### TASK STATEMENT
Only the number is needed: how many lines of the records include "text"?

### Items listed in a dataset
— start —
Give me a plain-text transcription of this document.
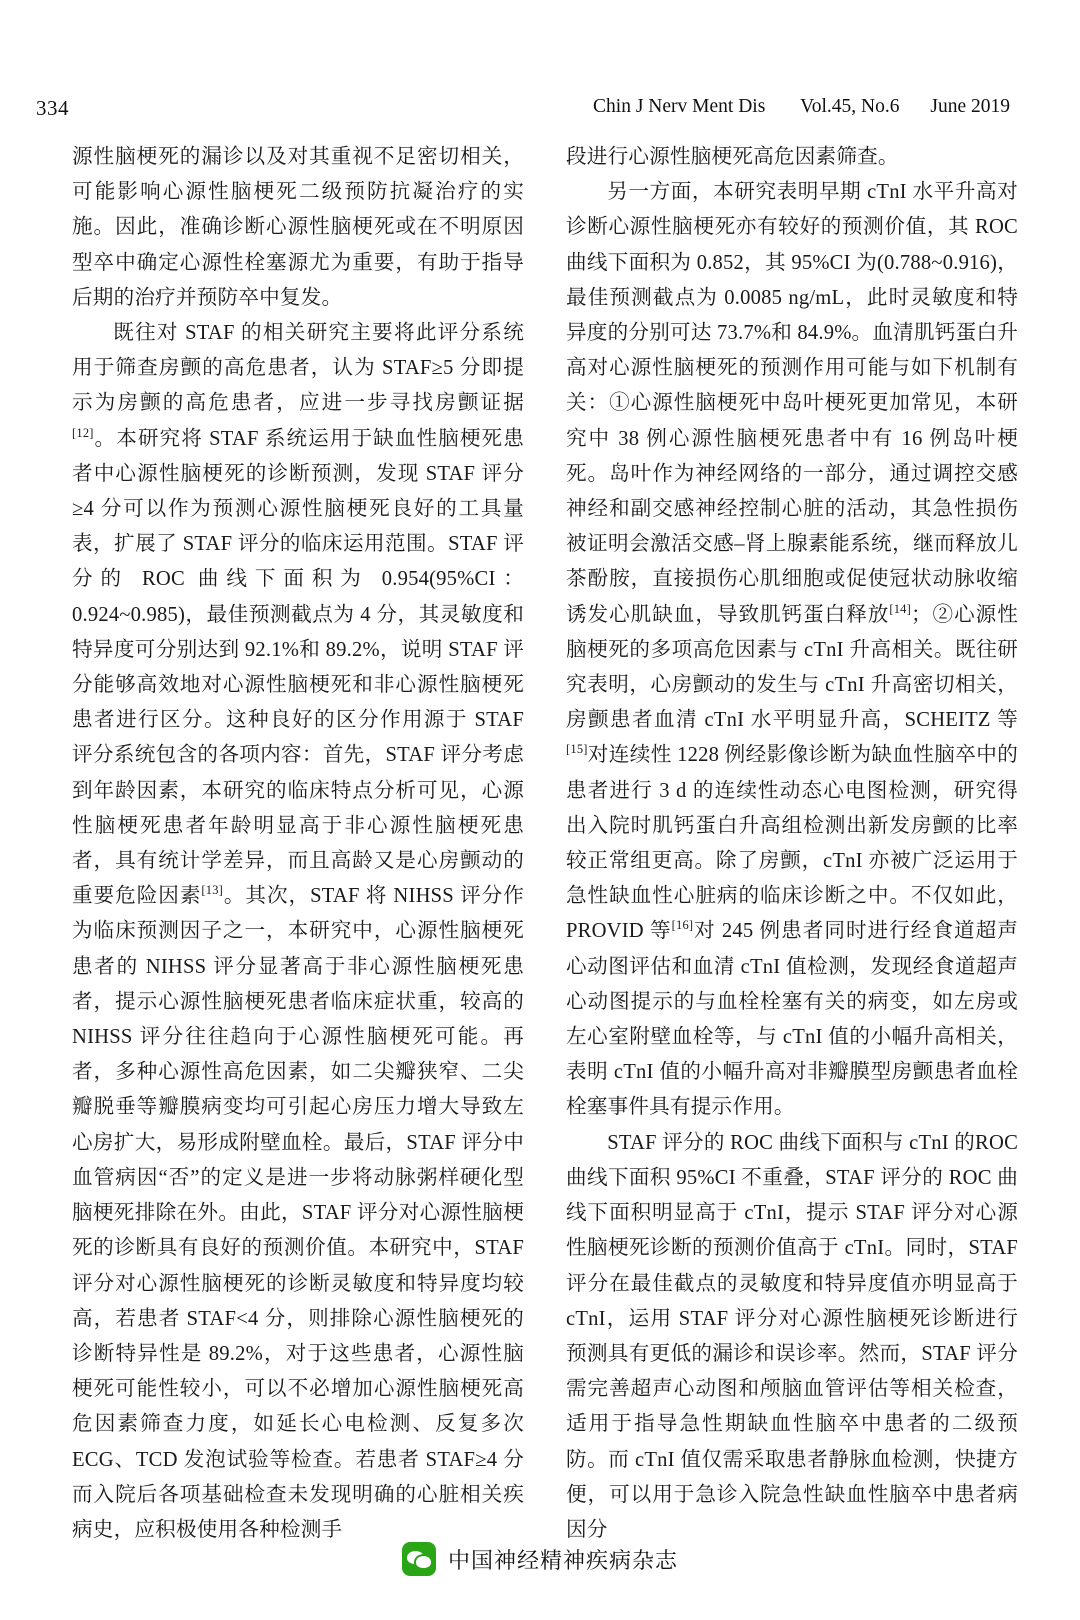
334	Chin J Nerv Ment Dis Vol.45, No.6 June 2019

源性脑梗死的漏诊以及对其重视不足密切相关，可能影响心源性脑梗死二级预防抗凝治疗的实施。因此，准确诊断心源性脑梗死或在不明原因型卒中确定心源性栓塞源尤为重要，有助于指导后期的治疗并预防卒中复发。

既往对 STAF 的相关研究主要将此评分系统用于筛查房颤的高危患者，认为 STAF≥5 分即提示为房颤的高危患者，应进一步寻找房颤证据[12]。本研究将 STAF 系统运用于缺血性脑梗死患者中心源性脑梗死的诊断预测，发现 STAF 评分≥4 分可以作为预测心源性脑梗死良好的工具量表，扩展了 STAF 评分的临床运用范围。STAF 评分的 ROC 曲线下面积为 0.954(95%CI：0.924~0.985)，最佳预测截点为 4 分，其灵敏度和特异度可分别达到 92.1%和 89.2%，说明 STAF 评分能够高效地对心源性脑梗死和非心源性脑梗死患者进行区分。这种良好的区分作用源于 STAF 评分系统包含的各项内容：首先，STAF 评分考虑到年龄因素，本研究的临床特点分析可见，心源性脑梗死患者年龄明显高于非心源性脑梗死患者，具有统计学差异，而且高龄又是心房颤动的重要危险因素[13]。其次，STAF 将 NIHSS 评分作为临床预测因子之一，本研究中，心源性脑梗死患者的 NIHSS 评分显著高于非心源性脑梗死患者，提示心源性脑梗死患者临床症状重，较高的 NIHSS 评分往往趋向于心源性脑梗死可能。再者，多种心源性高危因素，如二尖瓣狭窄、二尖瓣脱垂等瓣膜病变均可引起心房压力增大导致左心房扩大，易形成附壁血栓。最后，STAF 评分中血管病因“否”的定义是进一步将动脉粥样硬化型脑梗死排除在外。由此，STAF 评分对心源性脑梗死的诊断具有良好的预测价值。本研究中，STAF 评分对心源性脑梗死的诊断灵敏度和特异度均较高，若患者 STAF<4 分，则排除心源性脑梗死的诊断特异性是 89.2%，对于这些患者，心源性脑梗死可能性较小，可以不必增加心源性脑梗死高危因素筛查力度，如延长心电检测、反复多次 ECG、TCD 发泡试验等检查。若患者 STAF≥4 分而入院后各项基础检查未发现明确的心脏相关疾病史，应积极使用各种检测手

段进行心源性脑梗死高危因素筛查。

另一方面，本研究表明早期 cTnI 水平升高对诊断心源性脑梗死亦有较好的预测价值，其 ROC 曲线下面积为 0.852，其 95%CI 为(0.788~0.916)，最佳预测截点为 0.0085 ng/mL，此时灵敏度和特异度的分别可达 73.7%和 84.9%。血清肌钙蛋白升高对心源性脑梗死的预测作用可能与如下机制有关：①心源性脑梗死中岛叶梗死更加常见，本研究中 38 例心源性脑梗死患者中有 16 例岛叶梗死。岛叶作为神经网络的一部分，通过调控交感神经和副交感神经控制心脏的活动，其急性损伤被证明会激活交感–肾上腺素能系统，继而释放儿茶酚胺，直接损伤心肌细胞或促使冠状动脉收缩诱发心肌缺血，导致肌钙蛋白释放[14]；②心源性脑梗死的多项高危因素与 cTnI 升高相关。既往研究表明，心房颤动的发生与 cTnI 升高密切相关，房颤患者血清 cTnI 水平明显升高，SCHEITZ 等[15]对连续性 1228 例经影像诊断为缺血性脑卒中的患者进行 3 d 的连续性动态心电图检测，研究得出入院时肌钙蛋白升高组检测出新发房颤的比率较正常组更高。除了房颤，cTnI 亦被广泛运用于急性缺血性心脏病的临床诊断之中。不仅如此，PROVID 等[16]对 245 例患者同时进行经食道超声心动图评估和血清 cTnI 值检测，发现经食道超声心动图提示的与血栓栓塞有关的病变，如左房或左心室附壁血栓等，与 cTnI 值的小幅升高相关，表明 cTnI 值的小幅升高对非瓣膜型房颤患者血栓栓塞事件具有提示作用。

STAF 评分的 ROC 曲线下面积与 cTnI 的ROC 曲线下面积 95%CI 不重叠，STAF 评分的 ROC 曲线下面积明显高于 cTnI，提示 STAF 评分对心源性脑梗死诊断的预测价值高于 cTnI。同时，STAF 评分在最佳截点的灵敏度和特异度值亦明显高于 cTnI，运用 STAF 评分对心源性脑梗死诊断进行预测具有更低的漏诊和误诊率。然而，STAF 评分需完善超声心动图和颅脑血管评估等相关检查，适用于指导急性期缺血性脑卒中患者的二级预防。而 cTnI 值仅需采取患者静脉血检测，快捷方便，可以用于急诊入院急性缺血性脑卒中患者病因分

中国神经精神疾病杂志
— end —
— start —
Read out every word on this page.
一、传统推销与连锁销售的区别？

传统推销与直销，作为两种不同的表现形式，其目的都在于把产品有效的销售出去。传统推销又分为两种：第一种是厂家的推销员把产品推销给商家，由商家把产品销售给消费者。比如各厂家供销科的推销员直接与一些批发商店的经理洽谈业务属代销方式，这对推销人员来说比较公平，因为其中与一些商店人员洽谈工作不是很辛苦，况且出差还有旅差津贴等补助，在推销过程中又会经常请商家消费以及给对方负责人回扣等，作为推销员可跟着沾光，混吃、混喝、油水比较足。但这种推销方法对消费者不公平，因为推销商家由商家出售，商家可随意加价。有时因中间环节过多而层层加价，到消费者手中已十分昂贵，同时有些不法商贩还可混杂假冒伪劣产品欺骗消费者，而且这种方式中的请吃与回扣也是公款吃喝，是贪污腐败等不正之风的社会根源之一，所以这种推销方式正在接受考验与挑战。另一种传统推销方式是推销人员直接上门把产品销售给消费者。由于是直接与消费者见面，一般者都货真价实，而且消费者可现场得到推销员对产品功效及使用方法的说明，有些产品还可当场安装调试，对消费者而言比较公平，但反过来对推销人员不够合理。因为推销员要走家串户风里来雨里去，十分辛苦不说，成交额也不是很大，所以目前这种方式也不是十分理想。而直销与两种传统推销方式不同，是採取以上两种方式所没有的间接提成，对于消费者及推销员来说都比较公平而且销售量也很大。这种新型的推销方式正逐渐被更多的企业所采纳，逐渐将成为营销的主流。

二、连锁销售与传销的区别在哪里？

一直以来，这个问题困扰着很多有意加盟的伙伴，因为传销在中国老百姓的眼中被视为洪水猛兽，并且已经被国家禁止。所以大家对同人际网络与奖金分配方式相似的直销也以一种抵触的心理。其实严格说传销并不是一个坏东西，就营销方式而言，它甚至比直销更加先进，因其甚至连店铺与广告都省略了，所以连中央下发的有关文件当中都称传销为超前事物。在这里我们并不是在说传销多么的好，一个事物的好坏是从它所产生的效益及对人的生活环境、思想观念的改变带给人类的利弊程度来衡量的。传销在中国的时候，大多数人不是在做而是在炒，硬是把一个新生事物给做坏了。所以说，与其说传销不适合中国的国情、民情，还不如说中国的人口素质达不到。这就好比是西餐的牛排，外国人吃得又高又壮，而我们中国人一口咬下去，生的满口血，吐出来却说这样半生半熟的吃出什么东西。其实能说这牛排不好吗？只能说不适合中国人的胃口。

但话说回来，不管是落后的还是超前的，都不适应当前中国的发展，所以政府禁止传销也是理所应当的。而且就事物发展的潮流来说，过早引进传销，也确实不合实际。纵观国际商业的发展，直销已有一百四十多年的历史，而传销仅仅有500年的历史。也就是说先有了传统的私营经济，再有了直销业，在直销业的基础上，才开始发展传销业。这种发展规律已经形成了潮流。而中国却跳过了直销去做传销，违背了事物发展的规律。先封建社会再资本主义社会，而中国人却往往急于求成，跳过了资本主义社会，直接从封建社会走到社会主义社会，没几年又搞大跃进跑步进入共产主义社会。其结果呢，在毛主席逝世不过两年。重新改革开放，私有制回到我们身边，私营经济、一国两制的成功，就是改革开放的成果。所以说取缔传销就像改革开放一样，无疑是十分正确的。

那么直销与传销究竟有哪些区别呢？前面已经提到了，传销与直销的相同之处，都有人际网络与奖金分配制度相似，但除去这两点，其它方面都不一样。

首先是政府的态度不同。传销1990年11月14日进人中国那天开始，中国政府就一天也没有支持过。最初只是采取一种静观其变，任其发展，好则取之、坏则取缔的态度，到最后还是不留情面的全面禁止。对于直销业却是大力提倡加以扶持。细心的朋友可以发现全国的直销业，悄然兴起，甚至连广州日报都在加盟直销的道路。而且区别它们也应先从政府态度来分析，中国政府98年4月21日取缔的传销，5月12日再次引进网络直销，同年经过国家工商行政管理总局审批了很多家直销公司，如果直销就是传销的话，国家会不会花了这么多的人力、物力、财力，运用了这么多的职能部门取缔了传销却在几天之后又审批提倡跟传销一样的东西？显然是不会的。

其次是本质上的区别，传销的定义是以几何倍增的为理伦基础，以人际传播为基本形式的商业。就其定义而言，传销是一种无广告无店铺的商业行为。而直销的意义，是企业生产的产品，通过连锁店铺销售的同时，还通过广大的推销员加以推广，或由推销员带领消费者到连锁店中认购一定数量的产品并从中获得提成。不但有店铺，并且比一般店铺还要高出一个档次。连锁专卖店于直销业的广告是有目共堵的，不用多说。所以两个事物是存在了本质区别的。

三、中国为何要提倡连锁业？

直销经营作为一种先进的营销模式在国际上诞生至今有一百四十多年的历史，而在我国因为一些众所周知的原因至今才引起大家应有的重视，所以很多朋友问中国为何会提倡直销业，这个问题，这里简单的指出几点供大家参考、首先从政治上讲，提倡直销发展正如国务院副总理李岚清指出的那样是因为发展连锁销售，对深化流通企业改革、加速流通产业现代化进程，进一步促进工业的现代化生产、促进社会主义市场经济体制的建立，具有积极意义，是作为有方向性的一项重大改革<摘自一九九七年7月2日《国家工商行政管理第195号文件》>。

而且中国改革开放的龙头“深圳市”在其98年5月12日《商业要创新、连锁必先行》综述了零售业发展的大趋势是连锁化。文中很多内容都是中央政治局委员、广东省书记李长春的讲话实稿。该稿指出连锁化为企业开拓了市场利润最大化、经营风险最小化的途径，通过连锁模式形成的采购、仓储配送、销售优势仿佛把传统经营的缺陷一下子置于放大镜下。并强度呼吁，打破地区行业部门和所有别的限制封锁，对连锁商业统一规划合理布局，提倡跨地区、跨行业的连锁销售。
— end —
— start —
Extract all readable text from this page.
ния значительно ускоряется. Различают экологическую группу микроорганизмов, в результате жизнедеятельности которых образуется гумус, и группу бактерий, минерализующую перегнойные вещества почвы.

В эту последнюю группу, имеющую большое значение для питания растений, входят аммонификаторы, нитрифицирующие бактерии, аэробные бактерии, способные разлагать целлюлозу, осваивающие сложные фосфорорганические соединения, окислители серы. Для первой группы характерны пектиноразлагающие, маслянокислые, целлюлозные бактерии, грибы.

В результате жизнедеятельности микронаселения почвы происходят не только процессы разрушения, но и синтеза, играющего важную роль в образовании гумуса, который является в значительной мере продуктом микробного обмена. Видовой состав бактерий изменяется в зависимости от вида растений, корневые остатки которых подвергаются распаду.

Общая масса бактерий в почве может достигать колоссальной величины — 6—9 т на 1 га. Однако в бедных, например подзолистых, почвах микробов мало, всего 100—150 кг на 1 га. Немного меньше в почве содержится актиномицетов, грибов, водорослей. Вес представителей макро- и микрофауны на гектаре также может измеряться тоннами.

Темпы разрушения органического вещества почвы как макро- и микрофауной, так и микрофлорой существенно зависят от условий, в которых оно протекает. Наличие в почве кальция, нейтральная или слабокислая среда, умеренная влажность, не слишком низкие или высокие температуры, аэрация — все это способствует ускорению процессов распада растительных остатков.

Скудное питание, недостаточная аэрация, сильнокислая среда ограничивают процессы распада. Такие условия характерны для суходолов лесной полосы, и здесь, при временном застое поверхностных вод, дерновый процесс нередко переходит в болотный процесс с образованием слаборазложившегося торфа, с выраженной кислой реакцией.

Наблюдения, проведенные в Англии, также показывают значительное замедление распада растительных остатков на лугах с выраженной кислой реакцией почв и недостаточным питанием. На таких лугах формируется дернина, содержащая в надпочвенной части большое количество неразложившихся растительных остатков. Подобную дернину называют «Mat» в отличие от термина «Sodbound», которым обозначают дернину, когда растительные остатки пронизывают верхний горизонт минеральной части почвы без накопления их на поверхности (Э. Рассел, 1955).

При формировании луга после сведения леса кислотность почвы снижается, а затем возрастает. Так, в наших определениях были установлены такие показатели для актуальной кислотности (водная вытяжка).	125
— end —
### FULL SOLUTION
2